■ RECORDS PROVIDED ■
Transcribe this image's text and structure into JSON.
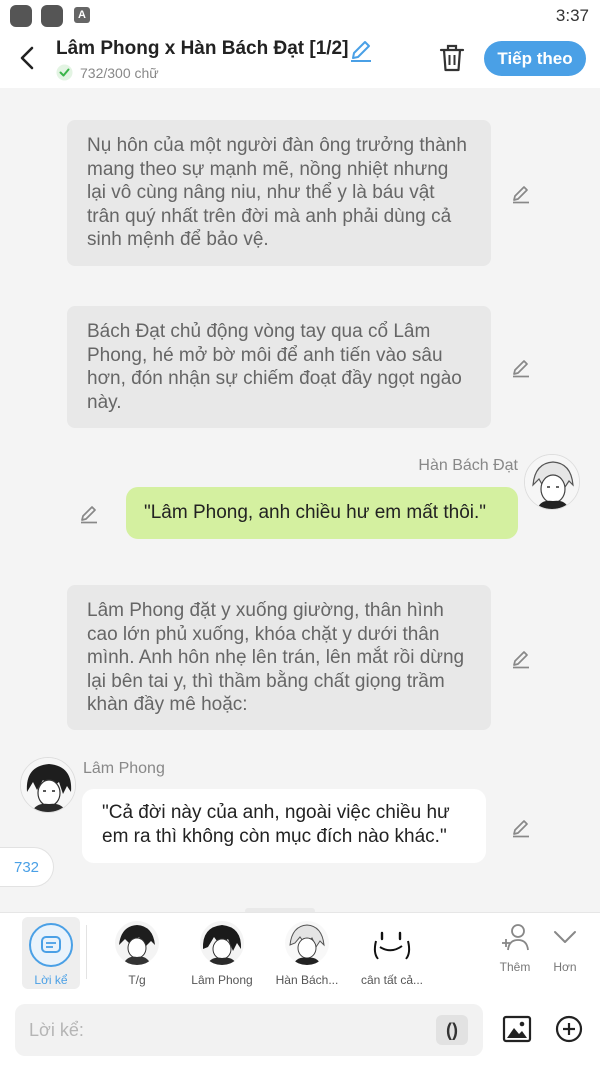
{
  "status_bar": {
    "time": "3:37",
    "app_badge": "A"
  },
  "header": {
    "title": "Lâm Phong x Hàn Bách Đạt [1/2]",
    "word_count": "732/300 chữ",
    "next_label": "Tiếp theo"
  },
  "messages": {
    "narration_1": "Nụ hôn của một người đàn ông trưởng thành mang theo sự mạnh mẽ, nồng nhiệt nhưng lại vô cùng nâng niu, như thể y là báu vật trân quý nhất trên đời mà anh phải dùng cả sinh mệnh để bảo vệ.",
    "narration_2": "Bách Đạt chủ động vòng tay qua cổ Lâm Phong, hé mở bờ môi để anh tiến vào sâu hơn, đón nhận sự chiếm đoạt đầy ngọt ngào này.",
    "speaker_right": "Hàn Bách Đạt",
    "dialogue_right": "\"Lâm Phong, anh chiều hư em mất thôi.\"",
    "narration_3": "Lâm Phong đặt y xuống giường, thân hình cao lớn phủ xuống, khóa chặt y dưới thân mình. Anh hôn nhẹ lên trán, lên mắt rồi dừng lại bên tai y, thì thầm bằng chất giọng trầm khàn đầy mê hoặc:",
    "speaker_left": "Lâm Phong",
    "dialogue_left": "\"Cả đời này của anh, ngoài việc chiều hư em ra thì không còn mục đích nào khác.\""
  },
  "count_pill": "732",
  "characters": [
    {
      "label": "Lời kể"
    },
    {
      "label": "T/g"
    },
    {
      "label": "Lâm Phong"
    },
    {
      "label": "Hàn Bách..."
    },
    {
      "label": "cân tất cả..."
    }
  ],
  "tools": {
    "add_label": "Thêm",
    "more_label": "Hơn"
  },
  "input": {
    "placeholder": "Lời kể:",
    "paren_label": "()"
  },
  "colors": {
    "accent": "#4aa0e6",
    "narration_bg": "#e8e8e8",
    "right_bubble": "#d4f0a0",
    "left_bubble": "#ffffff",
    "background": "#f4f4f4"
  }
}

■ WHAT IS EXPECTED ■
Identify and list each line with the word "Bách".

■ THE OUTPUT ■
    "title": "Lâm Phong x Hàn Bách Đạt [1/2]",
    "narration_2": "Bách Đạt chủ động vòng tay qua cổ Lâm Phong, hé mở bờ môi để anh tiến vào sâu hơn, đón nhận sự chiếm đoạt đầy ngọt ngào này.",
    "speaker_right": "Hàn Bách Đạt",
      "label": "Hàn Bách..."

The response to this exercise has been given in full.